**Available data:**
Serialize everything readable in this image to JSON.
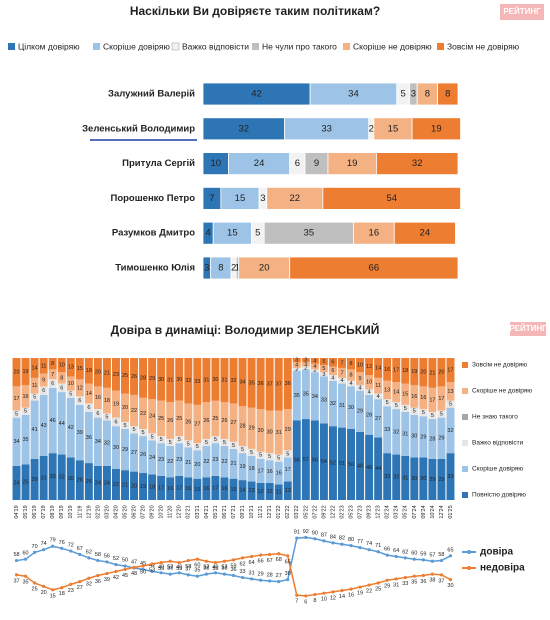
{
  "logo": "РЕЙТИНГ",
  "chart_data": [
    {
      "type": "hbar_stacked",
      "title": "Наскільки Ви довіряєте таким політикам?",
      "categories": [
        "Залужний Валерій",
        "Зеленський Володимир",
        "Притула Сергій",
        "Порошенко Петро",
        "Разумков Дмитро",
        "Тимошенко Юлія"
      ],
      "xlim": [
        0,
        100
      ],
      "series": [
        {
          "name": "Цілком довіряю",
          "color": "#2e75b6",
          "values": [
            42,
            32,
            10,
            7,
            4,
            3
          ]
        },
        {
          "name": "Скоріше довіряю",
          "color": "#9dc3e6",
          "values": [
            34,
            33,
            24,
            15,
            15,
            8
          ]
        },
        {
          "name": "Важко відповісти",
          "color": "#f2f2f2",
          "values": [
            5,
            2,
            6,
            3,
            5,
            2
          ]
        },
        {
          "name": "Не чули про такого",
          "color": "#bfbfbf",
          "values": [
            3,
            null,
            9,
            null,
            35,
            1
          ]
        },
        {
          "name": "Скоріше не довіряю",
          "color": "#f4b183",
          "values": [
            8,
            15,
            19,
            22,
            16,
            20
          ]
        },
        {
          "name": "Зовсім не довіряю",
          "color": "#ed7d31",
          "values": [
            8,
            19,
            32,
            54,
            24,
            66
          ]
        }
      ]
    },
    {
      "type": "column_stacked",
      "title": "Довіра в динаміці: Володимир ЗЕЛЕНСЬКИЙ",
      "categories": [
        "04'19",
        "05'19",
        "06'19",
        "07'19",
        "08'19",
        "09'19",
        "10'19",
        "11'19",
        "12'19",
        "02'20",
        "03'20",
        "04'20",
        "05'20",
        "06'20",
        "07'20",
        "09'20",
        "10'20",
        "11'20",
        "12'20",
        "02'21",
        "03'21",
        "04'21",
        "05'21",
        "06'21",
        "07'21",
        "09'21",
        "10'21",
        "11'21",
        "12'21",
        "01'22",
        "02'22",
        "03'22",
        "05'22",
        "07'22",
        "09'22",
        "12'22",
        "02'23",
        "05'23",
        "07'23",
        "09'23",
        "12'23",
        "02'24",
        "03'24",
        "05'24",
        "07'24",
        "09'24",
        "10'24",
        "12'24",
        "01'25"
      ],
      "ylim": [
        0,
        100
      ],
      "series": [
        {
          "name": "Повністю довіряю",
          "color": "#2e75b6",
          "values": [
            24,
            25,
            29,
            31,
            33,
            32,
            30,
            28,
            26,
            24,
            24,
            22,
            21,
            20,
            19,
            18,
            17,
            16,
            17,
            16,
            15,
            16,
            17,
            16,
            15,
            14,
            13,
            12,
            12,
            11,
            13,
            56,
            57,
            56,
            54,
            52,
            51,
            50,
            48,
            46,
            44,
            33,
            32,
            31,
            30,
            30,
            29,
            29,
            33
          ]
        },
        {
          "name": "Скоріше довіряю",
          "color": "#9dc3e6",
          "values": [
            34,
            35,
            41,
            43,
            46,
            44,
            42,
            39,
            36,
            34,
            32,
            30,
            29,
            27,
            26,
            24,
            23,
            22,
            23,
            21,
            20,
            22,
            23,
            22,
            21,
            19,
            18,
            17,
            16,
            16,
            17,
            35,
            35,
            34,
            33,
            32,
            31,
            30,
            29,
            28,
            27,
            33,
            32,
            31,
            30,
            29,
            28,
            29,
            32
          ]
        },
        {
          "name": "Важко відповісти",
          "color": "#e7e6e6",
          "values": [
            5,
            5,
            5,
            6,
            6,
            6,
            5,
            6,
            6,
            6,
            5,
            6,
            5,
            5,
            5,
            5,
            5,
            5,
            5,
            5,
            5,
            5,
            5,
            5,
            5,
            5,
            5,
            5,
            5,
            5,
            5,
            2,
            2,
            2,
            3,
            4,
            4,
            4,
            4,
            4,
            4,
            5,
            5,
            5,
            5,
            5,
            5,
            5,
            5
          ]
        },
        {
          "name": "Не знаю такого",
          "color": "#a6a6a6",
          "values": [
            null,
            null,
            null,
            null,
            null,
            null,
            null,
            null,
            null,
            null,
            null,
            null,
            null,
            null,
            null,
            null,
            null,
            null,
            null,
            null,
            null,
            null,
            null,
            null,
            null,
            null,
            null,
            null,
            null,
            null,
            null,
            null,
            null,
            null,
            null,
            null,
            null,
            null,
            null,
            null,
            null,
            null,
            null,
            null,
            null,
            null,
            null,
            null,
            null
          ]
        },
        {
          "name": "Скоріше не довіряю",
          "color": "#f4b183",
          "values": [
            17,
            16,
            11,
            9,
            7,
            8,
            10,
            12,
            14,
            16,
            18,
            19,
            20,
            22,
            22,
            24,
            25,
            26,
            25,
            26,
            27,
            26,
            25,
            26,
            27,
            28,
            29,
            30,
            30,
            31,
            29,
            4,
            3,
            4,
            5,
            6,
            7,
            8,
            9,
            10,
            11,
            13,
            14,
            15,
            16,
            16,
            17,
            17,
            13
          ]
        },
        {
          "name": "Зовсім не довіряю",
          "color": "#ed7d31",
          "values": [
            20,
            19,
            14,
            11,
            8,
            10,
            13,
            15,
            18,
            20,
            21,
            23,
            25,
            26,
            28,
            29,
            30,
            31,
            30,
            32,
            33,
            31,
            30,
            31,
            32,
            34,
            35,
            36,
            37,
            37,
            36,
            3,
            3,
            4,
            5,
            6,
            7,
            8,
            10,
            12,
            14,
            16,
            17,
            18,
            19,
            20,
            21,
            20,
            17
          ]
        }
      ]
    },
    {
      "type": "line",
      "ylim": [
        0,
        100
      ],
      "series": [
        {
          "name": "довіра",
          "color": "#5b9bd5",
          "values": [
            58,
            60,
            70,
            74,
            79,
            76,
            72,
            67,
            62,
            58,
            56,
            52,
            50,
            47,
            45,
            42,
            40,
            38,
            40,
            37,
            35,
            38,
            40,
            38,
            36,
            33,
            31,
            29,
            28,
            27,
            30,
            91,
            92,
            90,
            87,
            84,
            82,
            80,
            77,
            74,
            71,
            66,
            64,
            62,
            60,
            59,
            57,
            58,
            65
          ]
        },
        {
          "name": "недовіра",
          "color": "#ed7d31",
          "values": [
            37,
            35,
            25,
            20,
            15,
            18,
            23,
            27,
            32,
            36,
            39,
            42,
            45,
            48,
            50,
            53,
            55,
            57,
            55,
            58,
            60,
            57,
            55,
            57,
            59,
            62,
            64,
            66,
            67,
            68,
            65,
            7,
            6,
            8,
            10,
            12,
            14,
            16,
            19,
            22,
            25,
            29,
            31,
            33,
            35,
            36,
            38,
            37,
            30
          ]
        }
      ]
    }
  ]
}
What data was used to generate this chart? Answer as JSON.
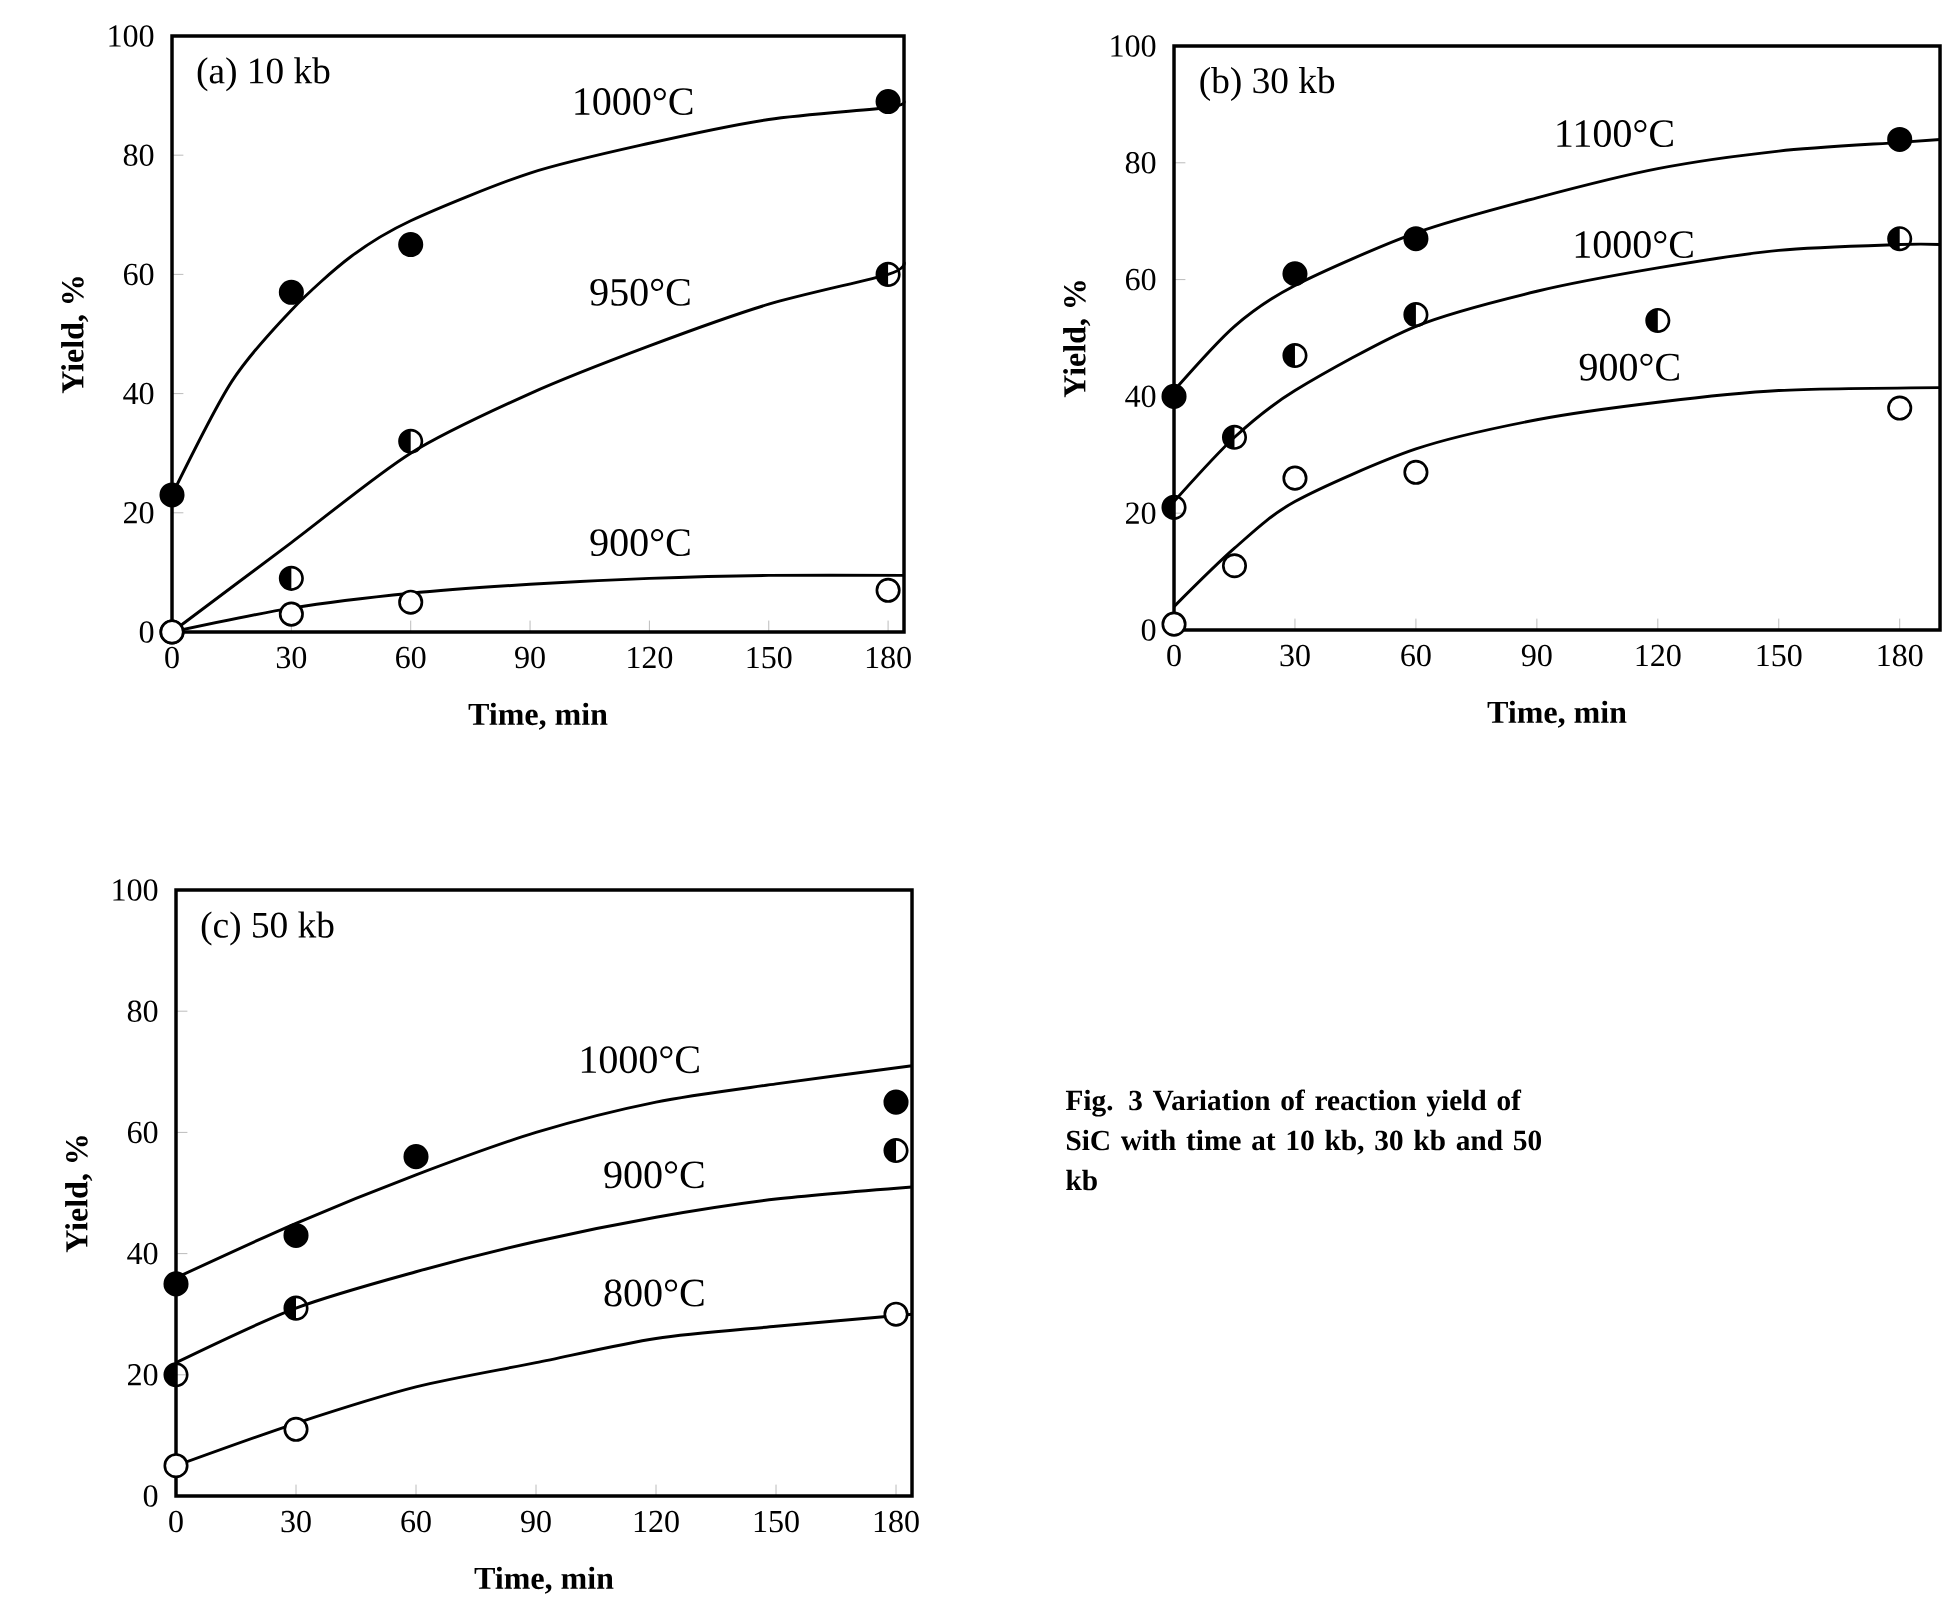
{
  "chart_data": [
    {
      "type": "scatter",
      "title": "(a)  10 kb",
      "xlabel": "Time, min",
      "ylabel": "Yield, %",
      "xlim": [
        0,
        184
      ],
      "ylim": [
        0,
        100
      ],
      "xticks": [
        0,
        30,
        60,
        90,
        120,
        150,
        180
      ],
      "yticks": [
        0,
        20,
        40,
        60,
        80,
        100
      ],
      "grid": false,
      "series": [
        {
          "marker": "circle",
          "color": "#000000",
          "x": [
            0,
            30,
            60,
            180
          ],
          "values": [
            23,
            57,
            65,
            89
          ]
        },
        {
          "marker": "circle",
          "color": "#000000",
          "x": [
            0,
            30,
            60,
            180
          ],
          "values": [
            0,
            9,
            32,
            60
          ]
        },
        {
          "marker": "circle",
          "color": "#000000",
          "x": [
            0,
            30,
            60,
            180
          ],
          "values": [
            0,
            3,
            5,
            7
          ]
        },
        {
          "type": "line",
          "marker": "none",
          "color": "#000000",
          "x": [
            0,
            15,
            30,
            45,
            60,
            90,
            120,
            150,
            180,
            184
          ],
          "values": [
            23,
            42,
            54,
            63,
            69,
            77,
            82,
            86,
            88,
            89
          ]
        },
        {
          "type": "line",
          "marker": "none",
          "color": "#000000",
          "x": [
            0,
            30,
            60,
            90,
            120,
            150,
            180,
            184
          ],
          "values": [
            0,
            15,
            30,
            40,
            48,
            55,
            60,
            62
          ]
        },
        {
          "type": "line",
          "marker": "none",
          "color": "#000000",
          "x": [
            0,
            30,
            60,
            90,
            120,
            150,
            184
          ],
          "values": [
            0,
            4,
            6.5,
            8,
            9,
            9.5,
            9.5
          ]
        }
      ],
      "annotations": [
        "1000°C",
        "950°C",
        "900°C"
      ]
    },
    {
      "type": "scatter",
      "title": "(b)  30 kb",
      "xlabel": "Time, min",
      "ylabel": "Yield, %",
      "xlim": [
        0,
        190
      ],
      "ylim": [
        0,
        100
      ],
      "xticks": [
        0,
        30,
        60,
        90,
        120,
        150,
        180
      ],
      "yticks": [
        0,
        20,
        40,
        60,
        80,
        100
      ],
      "grid": false,
      "series": [
        {
          "marker": "circle",
          "color": "#000000",
          "x": [
            0,
            30,
            60,
            180
          ],
          "values": [
            40,
            61,
            67,
            84
          ]
        },
        {
          "marker": "circle",
          "color": "#000000",
          "x": [
            0,
            15,
            30,
            60,
            120,
            180
          ],
          "values": [
            21,
            33,
            47,
            54,
            53,
            67
          ]
        },
        {
          "marker": "circle",
          "color": "#000000",
          "x": [
            0,
            15,
            30,
            60,
            180
          ],
          "values": [
            1,
            11,
            26,
            27,
            38
          ]
        },
        {
          "type": "line",
          "marker": "none",
          "color": "#000000",
          "x": [
            0,
            15,
            30,
            60,
            90,
            120,
            150,
            180,
            190
          ],
          "values": [
            41,
            52,
            59,
            68,
            74,
            79,
            82,
            83.5,
            84
          ]
        },
        {
          "type": "line",
          "marker": "none",
          "color": "#000000",
          "x": [
            0,
            15,
            30,
            60,
            90,
            120,
            150,
            180,
            190
          ],
          "values": [
            22,
            33,
            41,
            52,
            58,
            62,
            65,
            66,
            66
          ]
        },
        {
          "type": "line",
          "marker": "none",
          "color": "#000000",
          "x": [
            0,
            15,
            30,
            60,
            90,
            120,
            150,
            190
          ],
          "values": [
            4,
            14,
            22,
            31,
            36,
            39,
            41,
            41.5
          ]
        }
      ],
      "annotations": [
        "1100°C",
        "1000°C",
        "900°C"
      ]
    },
    {
      "type": "scatter",
      "title": "(c)  50 kb",
      "xlabel": "Time, min",
      "ylabel": "Yield, %",
      "xlim": [
        0,
        184
      ],
      "ylim": [
        0,
        100
      ],
      "xticks": [
        0,
        30,
        60,
        90,
        120,
        150,
        180
      ],
      "yticks": [
        0,
        20,
        40,
        60,
        80,
        100
      ],
      "grid": false,
      "series": [
        {
          "marker": "circle",
          "color": "#000000",
          "x": [
            0,
            30,
            60,
            180
          ],
          "values": [
            35,
            43,
            56,
            65
          ]
        },
        {
          "marker": "circle",
          "color": "#000000",
          "x": [
            0,
            30,
            180
          ],
          "values": [
            20,
            31,
            57
          ]
        },
        {
          "marker": "circle",
          "color": "#000000",
          "x": [
            0,
            30,
            180
          ],
          "values": [
            5,
            11,
            30
          ]
        },
        {
          "type": "line",
          "marker": "none",
          "color": "#000000",
          "x": [
            0,
            30,
            60,
            90,
            120,
            150,
            184
          ],
          "values": [
            36,
            45,
            53,
            60,
            65,
            68,
            71
          ]
        },
        {
          "type": "line",
          "marker": "none",
          "color": "#000000",
          "x": [
            0,
            30,
            60,
            90,
            120,
            150,
            184
          ],
          "values": [
            22,
            31,
            37,
            42,
            46,
            49,
            51
          ]
        },
        {
          "type": "line",
          "marker": "none",
          "color": "#000000",
          "x": [
            0,
            30,
            60,
            90,
            120,
            150,
            184
          ],
          "values": [
            5,
            12,
            18,
            22,
            26,
            28,
            30
          ]
        }
      ],
      "annotations": [
        "1000°C",
        "900°C",
        "800°C",
        "Fig. 3   Variation of reaction yield of SiC with time at 10 kb, 30 kb and 50 kb"
      ]
    }
  ]
}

**Directions:** Identify each line holding the string "title", and copy it out.

**Full solution:**
      "title": "Наскільки Ви довіряєте таким політикам?",
      "title": "Довіра в динаміці: Володимир ЗЕЛЕНСЬКИЙ",
      "title": "(a)  10 kb",
      "title": "(b)  30 kb",
      "title": "(c)  50 kb",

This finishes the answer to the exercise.